* **REQUIREMENTS**:
Wherever a line in the data below holds "числе", copy that line.

(Collected data)

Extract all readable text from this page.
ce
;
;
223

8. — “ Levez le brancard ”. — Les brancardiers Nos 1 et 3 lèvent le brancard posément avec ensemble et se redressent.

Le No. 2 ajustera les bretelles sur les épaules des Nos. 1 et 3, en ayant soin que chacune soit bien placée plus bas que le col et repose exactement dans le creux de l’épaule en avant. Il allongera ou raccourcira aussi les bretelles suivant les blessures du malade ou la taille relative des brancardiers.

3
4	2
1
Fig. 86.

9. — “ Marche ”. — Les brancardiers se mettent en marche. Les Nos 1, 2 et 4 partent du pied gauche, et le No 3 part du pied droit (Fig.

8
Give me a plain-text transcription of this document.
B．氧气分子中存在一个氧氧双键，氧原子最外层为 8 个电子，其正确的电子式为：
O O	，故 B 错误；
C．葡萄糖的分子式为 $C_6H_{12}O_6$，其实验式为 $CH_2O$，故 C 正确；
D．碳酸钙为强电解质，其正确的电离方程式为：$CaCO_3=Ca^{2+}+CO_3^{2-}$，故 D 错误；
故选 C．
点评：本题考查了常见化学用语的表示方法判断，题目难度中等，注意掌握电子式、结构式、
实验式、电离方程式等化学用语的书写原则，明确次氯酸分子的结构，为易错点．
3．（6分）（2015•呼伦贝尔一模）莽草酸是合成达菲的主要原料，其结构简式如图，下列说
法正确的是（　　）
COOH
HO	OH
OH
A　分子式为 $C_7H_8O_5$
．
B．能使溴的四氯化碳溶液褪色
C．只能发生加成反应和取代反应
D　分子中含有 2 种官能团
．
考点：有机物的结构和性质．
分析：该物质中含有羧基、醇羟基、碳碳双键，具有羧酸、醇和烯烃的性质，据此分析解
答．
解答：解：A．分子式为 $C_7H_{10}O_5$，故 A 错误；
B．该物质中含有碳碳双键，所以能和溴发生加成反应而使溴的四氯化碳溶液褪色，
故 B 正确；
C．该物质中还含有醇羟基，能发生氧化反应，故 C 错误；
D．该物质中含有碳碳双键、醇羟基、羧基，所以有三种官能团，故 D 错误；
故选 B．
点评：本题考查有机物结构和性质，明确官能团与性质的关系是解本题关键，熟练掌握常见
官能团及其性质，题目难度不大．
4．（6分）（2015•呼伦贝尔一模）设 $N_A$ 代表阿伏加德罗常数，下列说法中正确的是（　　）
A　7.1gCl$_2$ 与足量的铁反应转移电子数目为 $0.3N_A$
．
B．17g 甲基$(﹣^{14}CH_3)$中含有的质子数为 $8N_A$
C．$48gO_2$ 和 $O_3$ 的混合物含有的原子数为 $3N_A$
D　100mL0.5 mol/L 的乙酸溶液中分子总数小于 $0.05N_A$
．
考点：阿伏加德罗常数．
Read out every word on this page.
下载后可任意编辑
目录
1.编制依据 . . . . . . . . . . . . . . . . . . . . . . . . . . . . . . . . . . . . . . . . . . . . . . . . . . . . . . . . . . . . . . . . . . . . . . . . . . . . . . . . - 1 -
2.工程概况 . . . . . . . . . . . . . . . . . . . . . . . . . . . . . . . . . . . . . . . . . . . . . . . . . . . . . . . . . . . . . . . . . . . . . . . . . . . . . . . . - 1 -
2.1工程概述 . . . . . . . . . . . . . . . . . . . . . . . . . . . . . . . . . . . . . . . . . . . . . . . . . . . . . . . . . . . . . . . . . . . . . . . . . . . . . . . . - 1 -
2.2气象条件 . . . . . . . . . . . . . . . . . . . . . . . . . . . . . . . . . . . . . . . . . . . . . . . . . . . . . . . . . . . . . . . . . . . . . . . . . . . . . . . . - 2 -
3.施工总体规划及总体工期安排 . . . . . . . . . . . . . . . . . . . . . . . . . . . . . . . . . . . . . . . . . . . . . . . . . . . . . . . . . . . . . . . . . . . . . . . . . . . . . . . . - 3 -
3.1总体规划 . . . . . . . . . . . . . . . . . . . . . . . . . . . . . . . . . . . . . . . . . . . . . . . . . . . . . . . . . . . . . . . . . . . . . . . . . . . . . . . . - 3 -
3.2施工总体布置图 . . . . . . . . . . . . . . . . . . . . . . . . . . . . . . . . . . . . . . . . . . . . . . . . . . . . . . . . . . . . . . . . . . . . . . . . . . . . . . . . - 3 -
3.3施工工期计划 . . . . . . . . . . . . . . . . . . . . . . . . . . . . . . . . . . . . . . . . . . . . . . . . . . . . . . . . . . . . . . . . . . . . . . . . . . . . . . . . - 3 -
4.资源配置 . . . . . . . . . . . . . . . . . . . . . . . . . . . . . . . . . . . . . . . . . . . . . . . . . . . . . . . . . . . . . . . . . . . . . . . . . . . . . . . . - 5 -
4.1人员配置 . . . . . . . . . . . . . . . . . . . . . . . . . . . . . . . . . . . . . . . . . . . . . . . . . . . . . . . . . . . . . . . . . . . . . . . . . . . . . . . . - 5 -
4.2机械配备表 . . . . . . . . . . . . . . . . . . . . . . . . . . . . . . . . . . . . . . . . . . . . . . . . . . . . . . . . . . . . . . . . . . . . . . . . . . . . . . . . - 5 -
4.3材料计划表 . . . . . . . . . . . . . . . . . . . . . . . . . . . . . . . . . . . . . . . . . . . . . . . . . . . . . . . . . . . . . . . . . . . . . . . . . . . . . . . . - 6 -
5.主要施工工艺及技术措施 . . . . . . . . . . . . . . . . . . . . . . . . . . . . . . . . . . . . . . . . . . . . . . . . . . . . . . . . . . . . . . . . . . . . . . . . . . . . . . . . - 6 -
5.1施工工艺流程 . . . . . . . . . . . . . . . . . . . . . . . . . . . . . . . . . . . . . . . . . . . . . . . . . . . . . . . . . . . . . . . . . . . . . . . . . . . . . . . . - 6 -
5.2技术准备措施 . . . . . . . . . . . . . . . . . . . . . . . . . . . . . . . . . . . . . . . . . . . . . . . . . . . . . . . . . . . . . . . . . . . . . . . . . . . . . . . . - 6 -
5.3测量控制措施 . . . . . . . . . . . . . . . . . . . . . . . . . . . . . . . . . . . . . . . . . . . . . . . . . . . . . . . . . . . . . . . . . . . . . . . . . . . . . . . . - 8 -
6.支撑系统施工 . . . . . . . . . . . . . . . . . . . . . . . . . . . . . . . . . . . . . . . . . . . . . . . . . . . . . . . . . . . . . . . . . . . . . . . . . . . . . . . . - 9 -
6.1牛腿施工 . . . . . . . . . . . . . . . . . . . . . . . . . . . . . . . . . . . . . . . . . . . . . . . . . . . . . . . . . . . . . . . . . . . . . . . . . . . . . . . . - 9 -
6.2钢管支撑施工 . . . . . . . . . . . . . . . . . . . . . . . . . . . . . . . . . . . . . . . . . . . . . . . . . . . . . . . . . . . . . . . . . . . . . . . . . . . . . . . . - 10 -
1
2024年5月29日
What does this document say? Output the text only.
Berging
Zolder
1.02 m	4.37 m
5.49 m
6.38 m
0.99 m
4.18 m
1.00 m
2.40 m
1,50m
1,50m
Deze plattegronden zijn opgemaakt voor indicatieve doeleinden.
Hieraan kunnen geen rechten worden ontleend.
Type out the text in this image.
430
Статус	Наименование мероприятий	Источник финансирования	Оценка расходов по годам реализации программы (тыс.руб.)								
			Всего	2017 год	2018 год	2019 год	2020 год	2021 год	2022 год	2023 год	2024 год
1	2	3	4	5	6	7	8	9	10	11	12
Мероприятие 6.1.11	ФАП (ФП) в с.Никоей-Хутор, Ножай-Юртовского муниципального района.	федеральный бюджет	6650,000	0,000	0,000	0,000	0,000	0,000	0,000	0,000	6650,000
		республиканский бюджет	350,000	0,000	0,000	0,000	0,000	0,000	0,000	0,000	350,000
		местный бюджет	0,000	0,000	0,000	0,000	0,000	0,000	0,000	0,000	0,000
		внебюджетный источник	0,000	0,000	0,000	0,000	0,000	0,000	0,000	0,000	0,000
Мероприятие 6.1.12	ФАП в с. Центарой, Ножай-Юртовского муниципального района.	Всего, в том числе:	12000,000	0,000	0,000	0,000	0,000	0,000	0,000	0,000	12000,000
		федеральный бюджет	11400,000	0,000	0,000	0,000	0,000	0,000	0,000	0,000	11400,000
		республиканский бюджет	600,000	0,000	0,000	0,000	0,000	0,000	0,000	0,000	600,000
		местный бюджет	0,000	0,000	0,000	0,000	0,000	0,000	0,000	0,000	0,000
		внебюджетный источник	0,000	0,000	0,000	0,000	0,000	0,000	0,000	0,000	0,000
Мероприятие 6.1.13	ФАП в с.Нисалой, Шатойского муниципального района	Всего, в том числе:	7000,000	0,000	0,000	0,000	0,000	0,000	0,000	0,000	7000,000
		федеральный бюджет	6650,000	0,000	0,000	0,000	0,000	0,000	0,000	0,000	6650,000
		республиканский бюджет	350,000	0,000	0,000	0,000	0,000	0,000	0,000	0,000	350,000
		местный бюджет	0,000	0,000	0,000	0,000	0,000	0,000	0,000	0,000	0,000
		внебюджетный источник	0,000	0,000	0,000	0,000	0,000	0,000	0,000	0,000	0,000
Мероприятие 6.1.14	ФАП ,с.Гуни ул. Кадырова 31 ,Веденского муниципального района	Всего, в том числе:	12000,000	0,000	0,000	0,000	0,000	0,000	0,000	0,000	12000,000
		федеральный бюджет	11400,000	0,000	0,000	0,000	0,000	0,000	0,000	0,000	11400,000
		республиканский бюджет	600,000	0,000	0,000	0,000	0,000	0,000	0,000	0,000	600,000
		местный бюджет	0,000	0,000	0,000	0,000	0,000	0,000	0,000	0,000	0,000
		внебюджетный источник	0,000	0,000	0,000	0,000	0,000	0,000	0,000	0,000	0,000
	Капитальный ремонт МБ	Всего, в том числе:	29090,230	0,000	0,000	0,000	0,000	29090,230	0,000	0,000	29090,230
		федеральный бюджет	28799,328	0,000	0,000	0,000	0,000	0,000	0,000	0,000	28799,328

* **COMPLETE OUTPUT**:
Мероприятие 6.1.12	ФАП в с. Центарой, Ножай-Юртовского муниципального района.	Всего, в том числе:	12000,000	0,000	0,000	0,000	0,000	0,000	0,000	0,000	12000,000
Мероприятие 6.1.13	ФАП в с.Нисалой, Шатойского муниципального района	Всего, в том числе:	7000,000	0,000	0,000	0,000	0,000	0,000	0,000	0,000	7000,000
Мероприятие 6.1.14	ФАП ,с.Гуни ул. Кадырова 31 ,Веденского муниципального района	Всего, в том числе:	12000,000	0,000	0,000	0,000	0,000	0,000	0,000	0,000	12000,000
	Капитальный ремонт МБ	Всего, в том числе:	29090,230	0,000	0,000	0,000	0,000	29090,230	0,000	0,000	29090,230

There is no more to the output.